*Instruction*
Track down the lines that contain "logo" and copy them.

*Data*
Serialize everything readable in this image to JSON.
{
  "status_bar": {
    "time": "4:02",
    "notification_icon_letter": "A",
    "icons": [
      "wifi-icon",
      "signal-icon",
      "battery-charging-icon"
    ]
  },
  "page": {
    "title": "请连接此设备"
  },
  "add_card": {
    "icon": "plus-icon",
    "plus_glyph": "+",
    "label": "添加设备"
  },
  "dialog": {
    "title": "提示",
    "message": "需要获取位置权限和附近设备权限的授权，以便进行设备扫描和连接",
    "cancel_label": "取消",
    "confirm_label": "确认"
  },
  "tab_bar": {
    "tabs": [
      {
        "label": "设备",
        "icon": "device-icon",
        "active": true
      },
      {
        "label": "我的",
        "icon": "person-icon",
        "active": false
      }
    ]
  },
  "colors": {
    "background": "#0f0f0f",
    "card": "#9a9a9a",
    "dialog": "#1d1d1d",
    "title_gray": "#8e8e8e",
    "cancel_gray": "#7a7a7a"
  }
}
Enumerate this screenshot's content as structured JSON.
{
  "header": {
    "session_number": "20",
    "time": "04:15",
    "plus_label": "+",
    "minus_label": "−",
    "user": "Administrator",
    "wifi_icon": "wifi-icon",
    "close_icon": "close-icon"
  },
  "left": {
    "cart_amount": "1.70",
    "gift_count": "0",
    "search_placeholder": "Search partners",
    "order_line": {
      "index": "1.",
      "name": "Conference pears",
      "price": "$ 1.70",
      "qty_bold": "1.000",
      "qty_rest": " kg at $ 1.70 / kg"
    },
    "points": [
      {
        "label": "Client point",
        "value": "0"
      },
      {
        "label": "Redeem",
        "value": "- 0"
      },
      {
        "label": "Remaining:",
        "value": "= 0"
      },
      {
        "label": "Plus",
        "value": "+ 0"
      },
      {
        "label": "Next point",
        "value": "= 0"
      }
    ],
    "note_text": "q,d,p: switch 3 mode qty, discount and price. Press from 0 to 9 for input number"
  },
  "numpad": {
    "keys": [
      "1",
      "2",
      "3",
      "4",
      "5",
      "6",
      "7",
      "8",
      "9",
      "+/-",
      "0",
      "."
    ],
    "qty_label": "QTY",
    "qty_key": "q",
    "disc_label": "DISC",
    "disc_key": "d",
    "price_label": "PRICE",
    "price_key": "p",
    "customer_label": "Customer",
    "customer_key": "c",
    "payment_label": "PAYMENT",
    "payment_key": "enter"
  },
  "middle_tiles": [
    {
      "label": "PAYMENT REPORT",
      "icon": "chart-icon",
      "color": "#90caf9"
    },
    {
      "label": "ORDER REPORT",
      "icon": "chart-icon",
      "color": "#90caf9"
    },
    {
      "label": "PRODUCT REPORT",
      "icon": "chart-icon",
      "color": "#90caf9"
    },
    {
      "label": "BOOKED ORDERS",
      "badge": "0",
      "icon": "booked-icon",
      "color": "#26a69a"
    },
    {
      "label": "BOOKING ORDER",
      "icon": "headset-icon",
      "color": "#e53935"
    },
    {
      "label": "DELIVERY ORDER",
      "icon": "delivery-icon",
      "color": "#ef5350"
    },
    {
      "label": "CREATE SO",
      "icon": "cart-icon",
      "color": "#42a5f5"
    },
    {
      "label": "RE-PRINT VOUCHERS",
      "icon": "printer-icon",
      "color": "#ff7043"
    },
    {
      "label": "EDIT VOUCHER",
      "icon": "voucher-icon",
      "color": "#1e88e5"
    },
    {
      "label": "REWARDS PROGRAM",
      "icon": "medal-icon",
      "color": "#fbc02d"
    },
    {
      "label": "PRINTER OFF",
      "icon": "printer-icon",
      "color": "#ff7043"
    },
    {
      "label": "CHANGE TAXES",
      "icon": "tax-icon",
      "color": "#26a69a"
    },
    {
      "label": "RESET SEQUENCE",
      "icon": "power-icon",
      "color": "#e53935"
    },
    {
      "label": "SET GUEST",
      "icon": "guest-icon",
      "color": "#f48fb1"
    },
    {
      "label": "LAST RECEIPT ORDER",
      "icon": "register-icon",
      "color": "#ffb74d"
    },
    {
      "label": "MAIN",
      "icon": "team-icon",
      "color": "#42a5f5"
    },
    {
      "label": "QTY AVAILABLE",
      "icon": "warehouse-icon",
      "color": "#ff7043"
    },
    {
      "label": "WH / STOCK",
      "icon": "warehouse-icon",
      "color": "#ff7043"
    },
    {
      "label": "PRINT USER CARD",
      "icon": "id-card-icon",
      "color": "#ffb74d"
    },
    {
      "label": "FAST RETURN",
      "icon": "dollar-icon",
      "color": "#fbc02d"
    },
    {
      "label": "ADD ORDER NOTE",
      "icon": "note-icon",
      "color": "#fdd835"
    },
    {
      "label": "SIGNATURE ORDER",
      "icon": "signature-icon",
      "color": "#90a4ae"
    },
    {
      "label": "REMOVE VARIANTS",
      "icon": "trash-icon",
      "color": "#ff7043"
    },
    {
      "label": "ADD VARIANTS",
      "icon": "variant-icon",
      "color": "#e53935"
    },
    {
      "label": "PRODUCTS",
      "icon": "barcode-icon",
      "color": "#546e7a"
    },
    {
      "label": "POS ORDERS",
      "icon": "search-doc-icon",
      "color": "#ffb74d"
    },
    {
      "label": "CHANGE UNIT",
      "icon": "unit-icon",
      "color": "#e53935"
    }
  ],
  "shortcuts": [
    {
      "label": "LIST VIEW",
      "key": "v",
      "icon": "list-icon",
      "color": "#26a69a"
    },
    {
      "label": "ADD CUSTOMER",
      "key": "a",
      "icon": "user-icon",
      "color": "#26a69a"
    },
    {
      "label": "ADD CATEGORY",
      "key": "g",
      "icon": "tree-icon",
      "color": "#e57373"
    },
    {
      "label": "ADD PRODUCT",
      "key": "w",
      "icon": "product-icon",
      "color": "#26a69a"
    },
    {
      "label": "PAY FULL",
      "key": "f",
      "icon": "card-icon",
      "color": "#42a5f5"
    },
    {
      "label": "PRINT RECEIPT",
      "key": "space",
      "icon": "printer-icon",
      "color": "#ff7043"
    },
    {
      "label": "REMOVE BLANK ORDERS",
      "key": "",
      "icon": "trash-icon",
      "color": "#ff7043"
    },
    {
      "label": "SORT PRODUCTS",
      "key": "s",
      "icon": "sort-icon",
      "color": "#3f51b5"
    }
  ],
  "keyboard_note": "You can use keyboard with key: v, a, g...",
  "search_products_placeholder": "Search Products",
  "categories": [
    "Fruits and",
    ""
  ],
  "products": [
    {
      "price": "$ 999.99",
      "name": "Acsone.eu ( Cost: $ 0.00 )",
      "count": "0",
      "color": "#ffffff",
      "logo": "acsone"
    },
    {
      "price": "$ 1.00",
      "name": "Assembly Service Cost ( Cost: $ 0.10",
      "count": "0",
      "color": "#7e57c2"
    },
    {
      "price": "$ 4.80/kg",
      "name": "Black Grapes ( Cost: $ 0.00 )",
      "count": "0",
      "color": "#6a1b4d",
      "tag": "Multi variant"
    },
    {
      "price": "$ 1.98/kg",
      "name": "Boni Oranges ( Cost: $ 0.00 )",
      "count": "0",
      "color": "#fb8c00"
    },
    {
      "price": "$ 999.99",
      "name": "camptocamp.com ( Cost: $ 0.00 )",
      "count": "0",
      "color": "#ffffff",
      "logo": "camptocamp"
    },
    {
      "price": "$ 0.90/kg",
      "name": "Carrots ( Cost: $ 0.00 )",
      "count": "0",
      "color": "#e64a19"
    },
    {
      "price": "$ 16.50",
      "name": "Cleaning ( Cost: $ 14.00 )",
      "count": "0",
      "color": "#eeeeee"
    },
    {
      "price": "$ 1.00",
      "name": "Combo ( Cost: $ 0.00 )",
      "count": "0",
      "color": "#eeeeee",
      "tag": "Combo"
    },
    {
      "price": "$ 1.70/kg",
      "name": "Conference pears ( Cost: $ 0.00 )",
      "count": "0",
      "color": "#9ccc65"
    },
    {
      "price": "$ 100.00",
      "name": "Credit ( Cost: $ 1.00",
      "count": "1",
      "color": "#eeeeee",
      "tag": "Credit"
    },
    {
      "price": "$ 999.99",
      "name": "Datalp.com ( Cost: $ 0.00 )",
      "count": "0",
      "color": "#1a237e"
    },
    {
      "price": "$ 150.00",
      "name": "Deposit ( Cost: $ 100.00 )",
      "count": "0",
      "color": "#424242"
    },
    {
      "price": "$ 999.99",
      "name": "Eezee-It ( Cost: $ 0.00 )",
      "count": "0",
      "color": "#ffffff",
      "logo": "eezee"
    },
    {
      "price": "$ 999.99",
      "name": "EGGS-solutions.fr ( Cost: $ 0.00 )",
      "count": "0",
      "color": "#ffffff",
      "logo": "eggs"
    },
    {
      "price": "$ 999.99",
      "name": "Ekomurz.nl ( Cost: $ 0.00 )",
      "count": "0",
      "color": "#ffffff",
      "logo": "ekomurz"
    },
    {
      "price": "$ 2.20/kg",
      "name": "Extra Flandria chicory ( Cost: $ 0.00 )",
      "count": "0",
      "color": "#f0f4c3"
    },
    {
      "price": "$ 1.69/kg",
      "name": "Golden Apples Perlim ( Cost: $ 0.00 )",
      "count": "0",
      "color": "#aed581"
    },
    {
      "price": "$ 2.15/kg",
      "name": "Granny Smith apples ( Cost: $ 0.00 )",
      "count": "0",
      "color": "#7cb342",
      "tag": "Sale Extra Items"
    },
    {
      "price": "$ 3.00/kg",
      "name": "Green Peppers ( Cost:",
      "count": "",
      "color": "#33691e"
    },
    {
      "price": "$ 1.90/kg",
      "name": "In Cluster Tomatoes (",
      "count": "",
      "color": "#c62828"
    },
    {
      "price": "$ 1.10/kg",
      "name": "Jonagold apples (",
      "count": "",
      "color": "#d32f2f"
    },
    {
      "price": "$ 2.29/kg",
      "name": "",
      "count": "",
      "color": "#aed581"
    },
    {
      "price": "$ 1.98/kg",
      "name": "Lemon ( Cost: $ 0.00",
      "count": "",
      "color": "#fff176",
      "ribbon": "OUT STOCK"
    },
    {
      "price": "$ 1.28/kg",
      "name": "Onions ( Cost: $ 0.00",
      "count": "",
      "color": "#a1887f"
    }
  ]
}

*Problem solution*
      "logo": "acsone"
      "logo": "camptocamp"
      "logo": "eezee"
      "logo": "eggs"
      "logo": "ekomurz"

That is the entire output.